Requirement: Tally every line of the listing where the string "Chapter" is found, and state the total alone.

Saved data entries

○ ○ ○ ○ ○ ○ ○

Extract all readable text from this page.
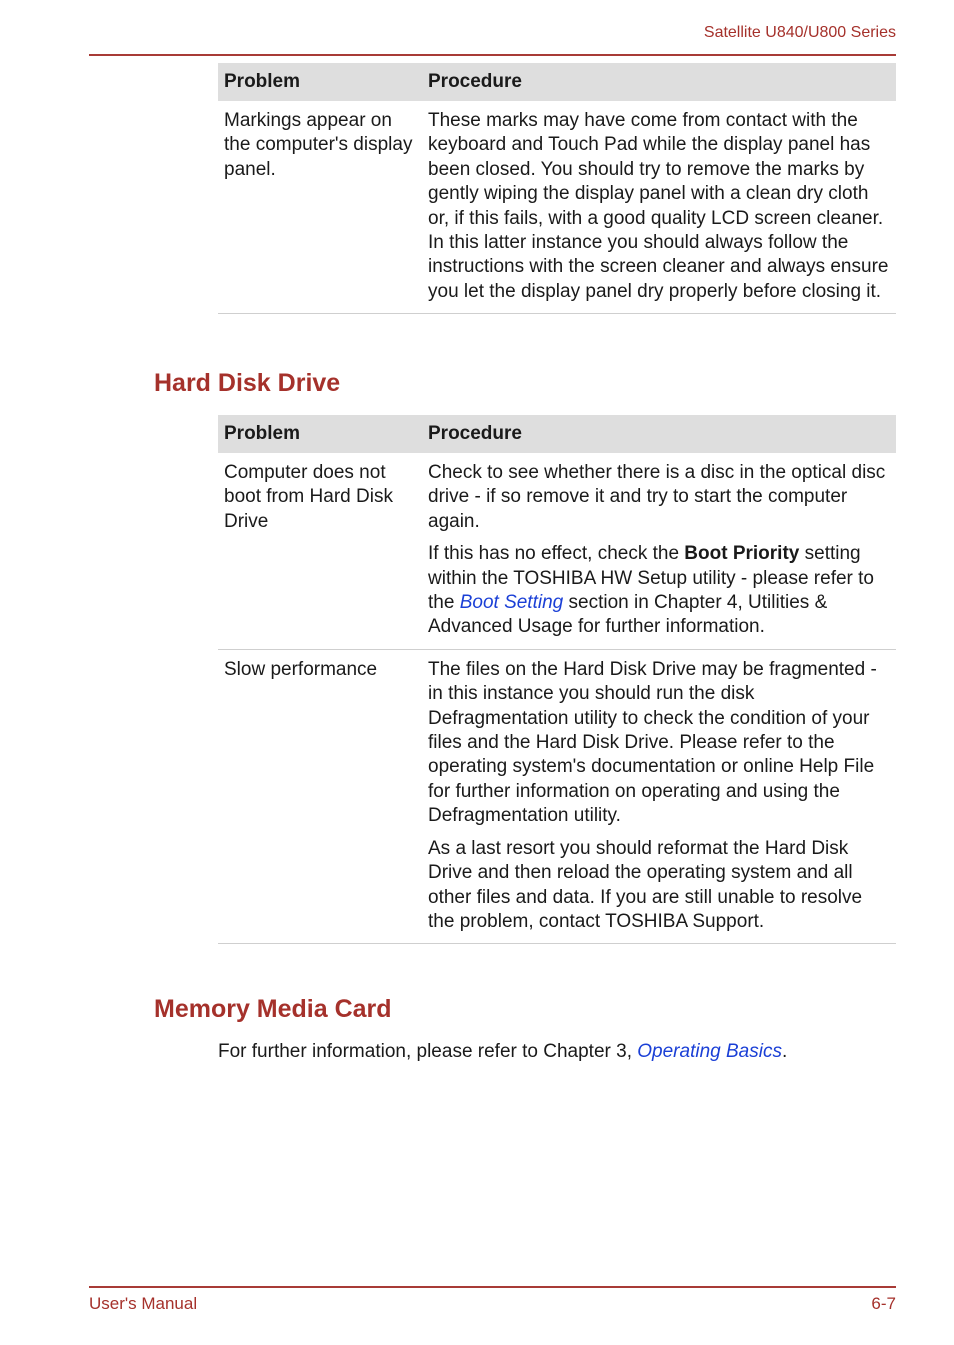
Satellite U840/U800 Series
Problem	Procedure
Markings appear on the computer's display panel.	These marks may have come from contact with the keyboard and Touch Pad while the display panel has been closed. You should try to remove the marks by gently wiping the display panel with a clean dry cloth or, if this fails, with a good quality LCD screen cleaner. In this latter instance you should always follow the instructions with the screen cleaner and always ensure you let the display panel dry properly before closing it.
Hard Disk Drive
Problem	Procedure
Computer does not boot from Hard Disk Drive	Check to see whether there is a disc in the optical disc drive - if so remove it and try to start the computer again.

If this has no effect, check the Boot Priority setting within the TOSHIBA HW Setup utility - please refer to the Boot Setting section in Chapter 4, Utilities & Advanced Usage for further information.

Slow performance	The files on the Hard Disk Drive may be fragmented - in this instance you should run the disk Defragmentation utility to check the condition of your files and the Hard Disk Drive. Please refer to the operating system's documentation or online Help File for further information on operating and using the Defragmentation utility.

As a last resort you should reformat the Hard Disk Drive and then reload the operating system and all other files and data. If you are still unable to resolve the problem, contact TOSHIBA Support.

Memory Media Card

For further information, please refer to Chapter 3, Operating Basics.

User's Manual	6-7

○ ○ ○ ○ ○ ○ ○

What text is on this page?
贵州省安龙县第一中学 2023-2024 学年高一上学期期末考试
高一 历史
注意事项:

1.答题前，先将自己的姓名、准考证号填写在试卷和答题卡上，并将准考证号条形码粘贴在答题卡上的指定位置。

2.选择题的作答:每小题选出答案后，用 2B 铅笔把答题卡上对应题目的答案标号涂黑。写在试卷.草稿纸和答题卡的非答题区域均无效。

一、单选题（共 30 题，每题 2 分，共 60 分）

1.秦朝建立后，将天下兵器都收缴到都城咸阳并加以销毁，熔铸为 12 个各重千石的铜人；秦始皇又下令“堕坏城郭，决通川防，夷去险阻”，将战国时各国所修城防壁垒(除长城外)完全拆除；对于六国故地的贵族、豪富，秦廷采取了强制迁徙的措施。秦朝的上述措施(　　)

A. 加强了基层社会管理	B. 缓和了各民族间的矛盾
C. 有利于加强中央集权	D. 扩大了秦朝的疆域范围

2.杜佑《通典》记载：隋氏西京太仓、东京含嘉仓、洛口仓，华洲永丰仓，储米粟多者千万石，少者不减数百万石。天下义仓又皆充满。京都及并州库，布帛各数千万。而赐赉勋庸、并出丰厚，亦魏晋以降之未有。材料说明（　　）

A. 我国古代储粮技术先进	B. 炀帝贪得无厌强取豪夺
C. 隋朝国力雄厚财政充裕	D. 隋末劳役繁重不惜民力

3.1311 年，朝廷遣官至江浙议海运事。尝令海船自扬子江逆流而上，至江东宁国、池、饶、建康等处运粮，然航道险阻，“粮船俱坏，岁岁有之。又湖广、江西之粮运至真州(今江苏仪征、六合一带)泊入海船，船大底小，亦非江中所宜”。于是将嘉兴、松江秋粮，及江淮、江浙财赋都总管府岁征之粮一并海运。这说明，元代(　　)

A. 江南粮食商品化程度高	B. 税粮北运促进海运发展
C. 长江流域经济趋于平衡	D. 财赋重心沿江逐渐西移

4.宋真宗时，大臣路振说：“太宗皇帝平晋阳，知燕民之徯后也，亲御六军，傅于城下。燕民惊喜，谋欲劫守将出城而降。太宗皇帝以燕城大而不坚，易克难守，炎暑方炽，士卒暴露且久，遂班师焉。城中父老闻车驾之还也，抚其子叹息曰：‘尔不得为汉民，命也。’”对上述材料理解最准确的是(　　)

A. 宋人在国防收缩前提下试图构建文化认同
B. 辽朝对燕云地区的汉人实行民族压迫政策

○ ○ ○ ○ ○ ○ ○

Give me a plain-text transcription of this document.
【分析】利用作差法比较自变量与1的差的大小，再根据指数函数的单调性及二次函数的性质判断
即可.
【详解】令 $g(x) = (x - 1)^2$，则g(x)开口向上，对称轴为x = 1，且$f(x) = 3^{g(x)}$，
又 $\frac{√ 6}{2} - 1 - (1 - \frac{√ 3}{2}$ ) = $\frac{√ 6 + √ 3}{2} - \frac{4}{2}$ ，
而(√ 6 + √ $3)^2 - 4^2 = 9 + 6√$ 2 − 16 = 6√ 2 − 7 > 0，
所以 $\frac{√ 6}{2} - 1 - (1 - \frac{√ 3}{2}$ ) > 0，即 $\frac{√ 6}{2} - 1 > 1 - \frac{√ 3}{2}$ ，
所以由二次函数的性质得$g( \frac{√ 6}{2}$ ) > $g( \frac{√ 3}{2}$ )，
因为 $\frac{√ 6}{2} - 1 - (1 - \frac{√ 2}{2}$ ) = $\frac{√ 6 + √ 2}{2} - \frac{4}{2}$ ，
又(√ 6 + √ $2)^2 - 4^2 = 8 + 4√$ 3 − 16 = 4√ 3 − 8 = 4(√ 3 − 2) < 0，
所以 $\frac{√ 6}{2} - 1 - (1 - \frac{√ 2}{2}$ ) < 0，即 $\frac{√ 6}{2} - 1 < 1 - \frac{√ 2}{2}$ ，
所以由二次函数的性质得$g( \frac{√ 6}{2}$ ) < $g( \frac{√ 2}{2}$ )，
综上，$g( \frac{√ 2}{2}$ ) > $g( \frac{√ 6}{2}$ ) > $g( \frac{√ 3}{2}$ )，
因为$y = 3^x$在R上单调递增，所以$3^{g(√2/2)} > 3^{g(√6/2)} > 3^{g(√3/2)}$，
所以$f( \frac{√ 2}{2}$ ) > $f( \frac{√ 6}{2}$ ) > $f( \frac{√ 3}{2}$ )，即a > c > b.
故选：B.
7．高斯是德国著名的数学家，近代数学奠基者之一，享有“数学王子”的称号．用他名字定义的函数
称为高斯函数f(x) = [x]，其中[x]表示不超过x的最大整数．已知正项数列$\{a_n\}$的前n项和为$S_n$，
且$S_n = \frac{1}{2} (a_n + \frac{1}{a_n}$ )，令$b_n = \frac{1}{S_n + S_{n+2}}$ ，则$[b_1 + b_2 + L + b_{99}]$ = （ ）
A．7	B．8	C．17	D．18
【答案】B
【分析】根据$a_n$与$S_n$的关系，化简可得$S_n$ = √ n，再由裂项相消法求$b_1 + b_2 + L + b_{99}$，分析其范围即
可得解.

○ ○ ○ ○ ○ ○ ○

Full response: 2